::: TASK MATERIAL
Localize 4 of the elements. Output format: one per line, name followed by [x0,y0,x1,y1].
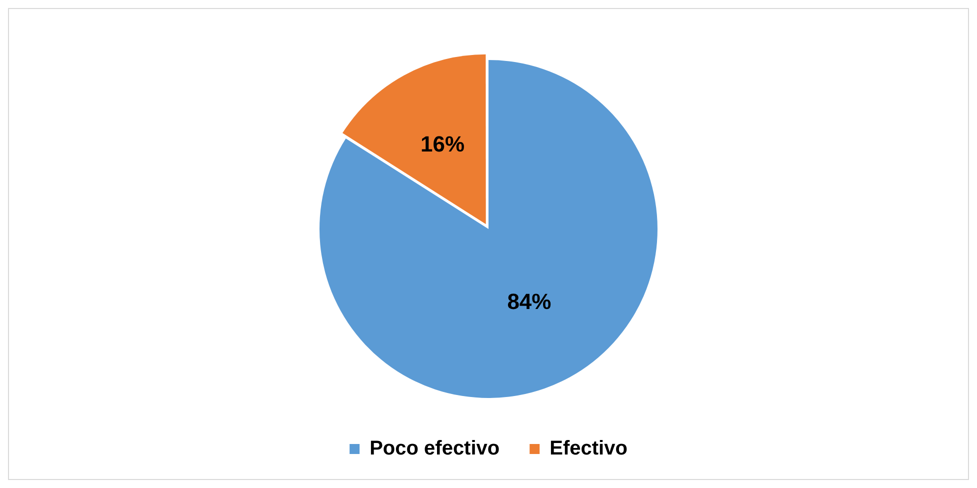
legend-label: Efectivo [550,438,628,460]
data-label: 84% [507,289,552,314]
legend-label: Poco efectivo [370,438,500,460]
data-label: 16% [420,131,465,156]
::::::
**INSTRUCTIONS TO FOLLOW:** Rewrite the data above with "Localize" replaced by "Locate" and everything else left unchanged. Omit the picture from your answer.

**RESPONSE BELOW:**
Locate 4 of the elements. Output format: one per line, name followed by [x0,y0,x1,y1].
legend-label: Efectivo [550,438,628,460]
data-label: 84% [507,289,552,314]
legend-label: Poco efectivo [370,438,500,460]
data-label: 16% [420,131,465,156]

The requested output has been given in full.